» **WHAT TO PRODUCE**: Take each line containing the word "area" and copy it.
== EXTRACTED INFORMATION ==
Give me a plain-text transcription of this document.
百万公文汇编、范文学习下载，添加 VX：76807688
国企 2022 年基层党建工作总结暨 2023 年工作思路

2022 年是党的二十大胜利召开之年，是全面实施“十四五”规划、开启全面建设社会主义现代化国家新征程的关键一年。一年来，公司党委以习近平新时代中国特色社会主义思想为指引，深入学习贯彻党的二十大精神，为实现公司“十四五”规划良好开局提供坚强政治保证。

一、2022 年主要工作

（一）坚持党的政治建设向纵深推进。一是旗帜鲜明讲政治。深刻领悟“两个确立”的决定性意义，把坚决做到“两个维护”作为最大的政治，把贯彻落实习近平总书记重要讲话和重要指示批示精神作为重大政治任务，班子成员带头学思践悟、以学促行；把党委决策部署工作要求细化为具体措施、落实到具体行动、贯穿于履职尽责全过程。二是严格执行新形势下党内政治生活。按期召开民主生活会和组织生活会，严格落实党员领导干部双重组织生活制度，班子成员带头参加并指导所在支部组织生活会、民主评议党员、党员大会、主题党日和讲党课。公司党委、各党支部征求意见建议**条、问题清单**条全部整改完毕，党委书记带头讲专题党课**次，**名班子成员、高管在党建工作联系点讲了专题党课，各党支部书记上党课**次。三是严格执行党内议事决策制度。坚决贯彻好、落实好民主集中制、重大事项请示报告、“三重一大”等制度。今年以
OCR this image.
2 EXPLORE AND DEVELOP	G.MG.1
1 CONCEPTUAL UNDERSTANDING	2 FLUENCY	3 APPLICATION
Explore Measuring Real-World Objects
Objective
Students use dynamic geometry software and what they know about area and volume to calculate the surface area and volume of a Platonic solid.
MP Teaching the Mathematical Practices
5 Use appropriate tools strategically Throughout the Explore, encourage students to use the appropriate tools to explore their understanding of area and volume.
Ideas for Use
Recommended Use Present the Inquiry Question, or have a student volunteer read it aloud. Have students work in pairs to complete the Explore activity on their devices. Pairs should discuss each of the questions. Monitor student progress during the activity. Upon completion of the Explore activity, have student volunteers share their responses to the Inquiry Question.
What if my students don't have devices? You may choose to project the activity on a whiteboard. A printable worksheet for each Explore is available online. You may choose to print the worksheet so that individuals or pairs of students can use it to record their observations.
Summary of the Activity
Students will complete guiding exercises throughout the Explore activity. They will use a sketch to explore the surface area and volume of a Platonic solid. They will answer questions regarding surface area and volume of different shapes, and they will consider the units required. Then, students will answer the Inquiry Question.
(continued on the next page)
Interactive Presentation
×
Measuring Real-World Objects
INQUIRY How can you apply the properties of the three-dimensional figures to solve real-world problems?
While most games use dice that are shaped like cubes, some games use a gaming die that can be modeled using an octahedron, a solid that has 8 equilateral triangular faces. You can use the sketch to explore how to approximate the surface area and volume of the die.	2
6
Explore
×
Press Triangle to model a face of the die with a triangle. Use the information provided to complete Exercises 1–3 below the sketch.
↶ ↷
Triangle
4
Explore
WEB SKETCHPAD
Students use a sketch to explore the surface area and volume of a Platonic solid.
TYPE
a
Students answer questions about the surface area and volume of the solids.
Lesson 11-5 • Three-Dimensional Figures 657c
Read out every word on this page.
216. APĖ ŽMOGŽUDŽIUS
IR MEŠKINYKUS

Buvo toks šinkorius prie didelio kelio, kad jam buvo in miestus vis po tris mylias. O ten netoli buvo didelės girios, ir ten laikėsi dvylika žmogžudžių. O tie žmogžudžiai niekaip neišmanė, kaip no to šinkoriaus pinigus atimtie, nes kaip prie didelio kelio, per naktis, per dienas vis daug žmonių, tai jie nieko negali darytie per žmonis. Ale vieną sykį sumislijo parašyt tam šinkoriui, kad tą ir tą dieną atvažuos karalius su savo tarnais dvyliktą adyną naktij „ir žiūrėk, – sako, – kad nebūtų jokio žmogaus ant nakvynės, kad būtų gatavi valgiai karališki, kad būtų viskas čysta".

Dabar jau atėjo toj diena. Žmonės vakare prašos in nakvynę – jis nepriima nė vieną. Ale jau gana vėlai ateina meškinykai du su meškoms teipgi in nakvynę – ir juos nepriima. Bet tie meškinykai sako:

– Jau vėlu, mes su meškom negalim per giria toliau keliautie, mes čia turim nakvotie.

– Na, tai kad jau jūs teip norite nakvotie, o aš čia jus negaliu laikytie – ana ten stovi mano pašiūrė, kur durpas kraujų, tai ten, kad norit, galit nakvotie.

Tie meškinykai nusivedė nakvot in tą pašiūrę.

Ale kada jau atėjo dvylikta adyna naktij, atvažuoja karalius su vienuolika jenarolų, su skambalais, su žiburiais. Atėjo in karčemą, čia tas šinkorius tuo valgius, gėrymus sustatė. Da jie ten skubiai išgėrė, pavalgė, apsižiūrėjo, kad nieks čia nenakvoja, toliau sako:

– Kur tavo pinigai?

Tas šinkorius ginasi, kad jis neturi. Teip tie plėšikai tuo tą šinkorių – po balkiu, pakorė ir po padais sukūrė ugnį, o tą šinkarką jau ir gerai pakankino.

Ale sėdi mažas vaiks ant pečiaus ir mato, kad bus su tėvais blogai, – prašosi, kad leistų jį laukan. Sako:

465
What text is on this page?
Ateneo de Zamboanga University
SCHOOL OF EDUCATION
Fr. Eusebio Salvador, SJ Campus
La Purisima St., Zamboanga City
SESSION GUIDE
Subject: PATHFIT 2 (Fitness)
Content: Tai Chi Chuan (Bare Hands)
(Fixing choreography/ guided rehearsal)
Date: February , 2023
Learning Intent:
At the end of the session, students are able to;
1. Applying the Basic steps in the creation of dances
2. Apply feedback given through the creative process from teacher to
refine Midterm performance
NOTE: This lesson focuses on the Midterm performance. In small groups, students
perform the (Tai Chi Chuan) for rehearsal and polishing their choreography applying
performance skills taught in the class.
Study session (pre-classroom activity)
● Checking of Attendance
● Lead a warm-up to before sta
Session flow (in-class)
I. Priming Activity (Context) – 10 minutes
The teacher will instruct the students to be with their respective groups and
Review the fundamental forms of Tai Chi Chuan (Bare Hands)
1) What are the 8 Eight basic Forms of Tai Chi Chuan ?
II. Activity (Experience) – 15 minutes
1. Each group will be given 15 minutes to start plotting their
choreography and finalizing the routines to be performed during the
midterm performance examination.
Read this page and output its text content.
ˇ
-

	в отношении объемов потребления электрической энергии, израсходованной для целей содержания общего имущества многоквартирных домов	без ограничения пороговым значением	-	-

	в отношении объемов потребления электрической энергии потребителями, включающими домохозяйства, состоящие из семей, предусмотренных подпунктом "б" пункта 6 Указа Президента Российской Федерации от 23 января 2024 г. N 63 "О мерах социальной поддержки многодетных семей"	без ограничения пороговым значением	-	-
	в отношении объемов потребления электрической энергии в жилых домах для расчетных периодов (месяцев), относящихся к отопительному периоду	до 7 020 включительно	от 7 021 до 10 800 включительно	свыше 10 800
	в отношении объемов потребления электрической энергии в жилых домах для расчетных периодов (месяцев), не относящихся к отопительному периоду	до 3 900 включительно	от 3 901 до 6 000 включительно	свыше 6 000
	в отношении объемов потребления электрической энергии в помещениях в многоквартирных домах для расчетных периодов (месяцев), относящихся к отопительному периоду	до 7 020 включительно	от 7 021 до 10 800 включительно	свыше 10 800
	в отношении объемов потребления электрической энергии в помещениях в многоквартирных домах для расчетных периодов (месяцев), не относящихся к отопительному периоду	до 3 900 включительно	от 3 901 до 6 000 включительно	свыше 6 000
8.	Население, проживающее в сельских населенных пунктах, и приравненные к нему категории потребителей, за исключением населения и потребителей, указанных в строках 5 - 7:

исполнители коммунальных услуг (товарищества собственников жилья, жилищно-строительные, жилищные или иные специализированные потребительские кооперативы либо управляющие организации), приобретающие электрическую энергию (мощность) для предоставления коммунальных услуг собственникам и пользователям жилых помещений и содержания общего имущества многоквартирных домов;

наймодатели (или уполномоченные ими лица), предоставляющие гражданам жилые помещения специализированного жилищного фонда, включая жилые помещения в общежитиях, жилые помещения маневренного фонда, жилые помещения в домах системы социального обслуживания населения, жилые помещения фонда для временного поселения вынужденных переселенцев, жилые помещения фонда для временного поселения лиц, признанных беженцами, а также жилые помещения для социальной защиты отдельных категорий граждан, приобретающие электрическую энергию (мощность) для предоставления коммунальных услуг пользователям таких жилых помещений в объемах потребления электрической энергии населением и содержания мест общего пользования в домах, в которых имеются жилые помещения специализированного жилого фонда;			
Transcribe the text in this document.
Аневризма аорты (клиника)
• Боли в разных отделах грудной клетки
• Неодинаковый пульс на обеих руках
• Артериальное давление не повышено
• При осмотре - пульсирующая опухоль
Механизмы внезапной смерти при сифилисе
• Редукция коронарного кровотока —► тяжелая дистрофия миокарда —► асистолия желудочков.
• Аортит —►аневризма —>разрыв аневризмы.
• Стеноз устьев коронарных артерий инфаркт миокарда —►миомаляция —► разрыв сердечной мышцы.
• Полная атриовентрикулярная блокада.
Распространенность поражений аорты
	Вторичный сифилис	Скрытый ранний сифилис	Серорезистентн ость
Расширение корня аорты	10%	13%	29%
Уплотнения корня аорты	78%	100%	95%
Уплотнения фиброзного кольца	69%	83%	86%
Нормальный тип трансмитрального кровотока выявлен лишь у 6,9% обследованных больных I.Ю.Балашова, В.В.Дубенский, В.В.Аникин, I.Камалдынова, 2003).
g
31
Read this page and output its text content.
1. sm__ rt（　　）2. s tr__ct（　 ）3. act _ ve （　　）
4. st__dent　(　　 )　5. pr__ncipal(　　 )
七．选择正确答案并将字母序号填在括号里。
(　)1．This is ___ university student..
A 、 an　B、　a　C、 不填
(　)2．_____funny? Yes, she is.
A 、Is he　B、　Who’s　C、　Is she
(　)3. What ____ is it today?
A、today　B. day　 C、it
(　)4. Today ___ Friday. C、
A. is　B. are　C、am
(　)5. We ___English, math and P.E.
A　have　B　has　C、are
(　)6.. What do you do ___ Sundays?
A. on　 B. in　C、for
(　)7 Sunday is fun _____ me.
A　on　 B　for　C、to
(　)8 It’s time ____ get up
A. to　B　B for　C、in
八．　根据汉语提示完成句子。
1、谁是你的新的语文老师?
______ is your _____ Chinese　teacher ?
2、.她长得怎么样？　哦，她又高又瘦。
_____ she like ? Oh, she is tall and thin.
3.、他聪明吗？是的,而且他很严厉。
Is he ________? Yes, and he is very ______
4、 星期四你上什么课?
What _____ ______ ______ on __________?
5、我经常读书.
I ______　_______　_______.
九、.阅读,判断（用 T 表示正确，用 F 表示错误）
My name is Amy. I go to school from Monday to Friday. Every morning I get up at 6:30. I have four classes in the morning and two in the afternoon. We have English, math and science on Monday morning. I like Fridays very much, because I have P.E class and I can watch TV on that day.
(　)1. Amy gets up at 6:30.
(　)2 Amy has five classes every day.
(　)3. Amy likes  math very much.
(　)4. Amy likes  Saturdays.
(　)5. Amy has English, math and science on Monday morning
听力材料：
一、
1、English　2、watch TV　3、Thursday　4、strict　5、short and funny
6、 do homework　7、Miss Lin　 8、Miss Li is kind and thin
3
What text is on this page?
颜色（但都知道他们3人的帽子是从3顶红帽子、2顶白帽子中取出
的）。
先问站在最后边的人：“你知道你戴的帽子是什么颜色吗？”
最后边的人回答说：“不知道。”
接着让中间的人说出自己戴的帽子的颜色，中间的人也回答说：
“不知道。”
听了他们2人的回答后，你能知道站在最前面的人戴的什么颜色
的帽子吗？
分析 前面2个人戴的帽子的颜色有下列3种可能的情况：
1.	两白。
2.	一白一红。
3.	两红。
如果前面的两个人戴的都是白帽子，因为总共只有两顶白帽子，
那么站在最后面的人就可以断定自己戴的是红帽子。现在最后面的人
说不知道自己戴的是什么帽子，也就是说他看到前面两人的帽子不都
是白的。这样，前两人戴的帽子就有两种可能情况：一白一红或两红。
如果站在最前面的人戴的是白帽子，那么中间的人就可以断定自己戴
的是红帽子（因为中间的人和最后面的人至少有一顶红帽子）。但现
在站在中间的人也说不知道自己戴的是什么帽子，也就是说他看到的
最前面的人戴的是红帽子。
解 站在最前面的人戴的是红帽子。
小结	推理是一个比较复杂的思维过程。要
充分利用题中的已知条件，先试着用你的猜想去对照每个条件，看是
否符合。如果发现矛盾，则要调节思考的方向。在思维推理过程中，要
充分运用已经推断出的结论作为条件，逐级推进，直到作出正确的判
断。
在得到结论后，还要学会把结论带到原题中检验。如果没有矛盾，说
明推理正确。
===
» **RESULT**:
Students use dynamic geometry software and what they know about area and volume to calculate the surface area and volume of a Platonic solid.
5 Use appropriate tools strategically Throughout the Explore, encourage students to use the appropriate tools to explore their understanding of area and volume.
Students will complete guiding exercises throughout the Explore activity. They will use a sketch to explore the surface area and volume of a Platonic solid. They will answer questions regarding surface area and volume of different shapes, and they will consider the units required. Then, students will answer the Inquiry Question.
While most games use dice that are shaped like cubes, some games use a gaming die that can be modeled using an octahedron, a solid that has 8 equilateral triangular faces. You can use the sketch to explore how to approximate the surface area and volume of the die.	2
Students use a sketch to explore the surface area and volume of a Platonic solid.
Students answer questions about the surface area and volume of the solids.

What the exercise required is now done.